*Requirements*: Give every entry again, unchanged, and leave its images out.

*Material*:
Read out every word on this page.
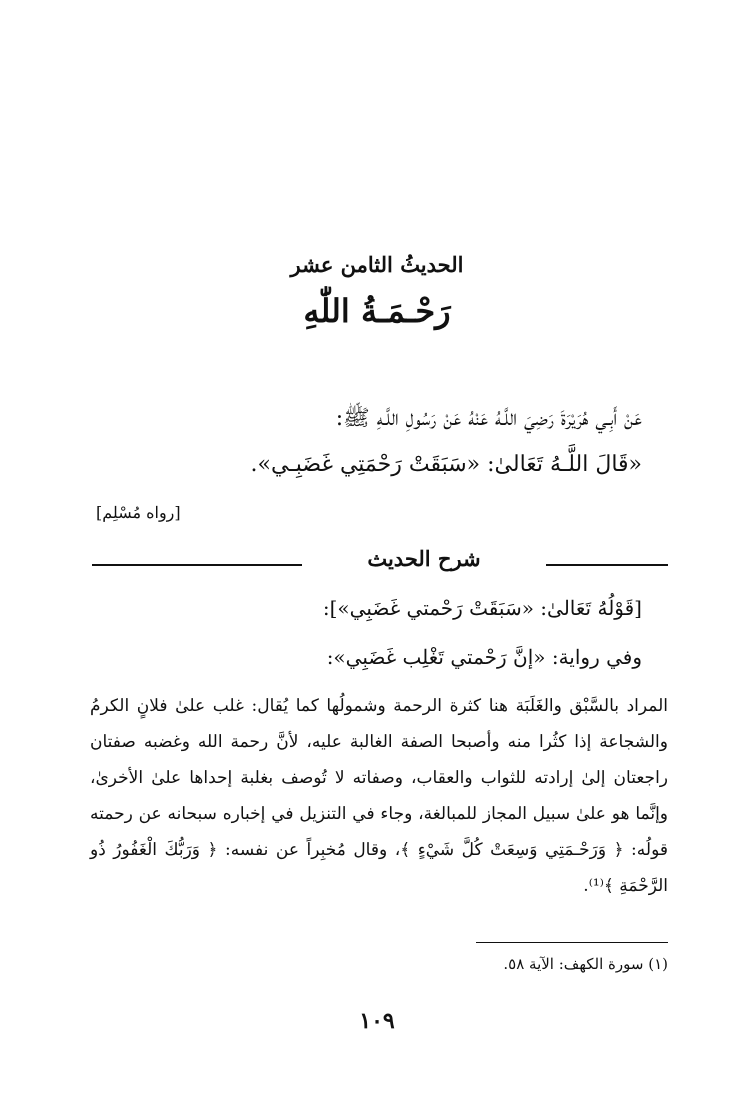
الحديثُ الثامن عشر
رَحْـمَـةُ اللّٰهِ
عَنْ أَبِـي هُرَيْرَةَ رَضِيَ اللَّـهُ عَنْهُ عَنْ رَسُولِ اللَّـهِ ﷺ:
«قَالَ اللَّـهُ تَعَالىٰ: «سَبَقَتْ رَحْمَتِي غَضَبِـي».
[رواه مُسْلِم]
شرح الحديث
[قَوْلُهُ تَعَالىٰ: «سَبَقَتْ رَحْمتي غَضَبِي»]:
وفي رواية: «إنَّ رَحْمتي تَغْلِب غَضَبِي»:
المراد بالسَّبْق والغَلَبَة هنا كثرة الرحمة وشمولُها كما يُقال: غلب علىٰ فلانٍ الكرمُ والشجاعة إذا كثُرا منه وأصبحا الصفة الغالبة عليه، لأنَّ رحمة الله وغضبه صفتان راجعتان إلىٰ إرادته للثواب والعقاب، وصفاته لا تُوصف بغلبة إحداها علىٰ الأخرىٰ، وإنَّما هو علىٰ سبيل المجاز للمبالغة، وجاء في التنزيل في إخباره سبحانه عن رحمته قولُه: ﴿ وَرَحْـمَتِي وَسِعَتْ كُلَّ شَيْءٍ ﴾، وقال مُخبِراً عن نفسه: ﴿ وَرَبُّكَ الْغَفُورُ ذُو الرَّحْمَةِ ﴾⁽¹⁾.
(١) سورة الكهف: الآية ٥٨.
١٠٩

*Worked answer*:
Read out every word on this page.
الحديثُ الثامن عشر
رَحْـمَـةُ اللّٰهِ
عَنْ أَبِـي هُرَيْرَةَ رَضِيَ اللَّـهُ عَنْهُ عَنْ رَسُولِ اللَّـهِ ﷺ:
«قَالَ اللَّـهُ تَعَالىٰ: «سَبَقَتْ رَحْمَتِي غَضَبِـي».
[رواه مُسْلِم]
شرح الحديث
[قَوْلُهُ تَعَالىٰ: «سَبَقَتْ رَحْمتي غَضَبِي»]:
وفي رواية: «إنَّ رَحْمتي تَغْلِب غَضَبِي»:
المراد بالسَّبْق والغَلَبَة هنا كثرة الرحمة وشمولُها كما يُقال: غلب علىٰ فلانٍ الكرمُ والشجاعة إذا كثُرا منه وأصبحا الصفة الغالبة عليه، لأنَّ رحمة الله وغضبه صفتان راجعتان إلىٰ إرادته للثواب والعقاب، وصفاته لا تُوصف بغلبة إحداها علىٰ الأخرىٰ، وإنَّما هو علىٰ سبيل المجاز للمبالغة، وجاء في التنزيل في إخباره سبحانه عن رحمته قولُه: ﴿ وَرَحْـمَتِي وَسِعَتْ كُلَّ شَيْءٍ ﴾، وقال مُخبِراً عن نفسه: ﴿ وَرَبُّكَ الْغَفُورُ ذُو الرَّحْمَةِ ﴾⁽¹⁾.
(١) سورة الكهف: الآية ٥٨.
١٠٩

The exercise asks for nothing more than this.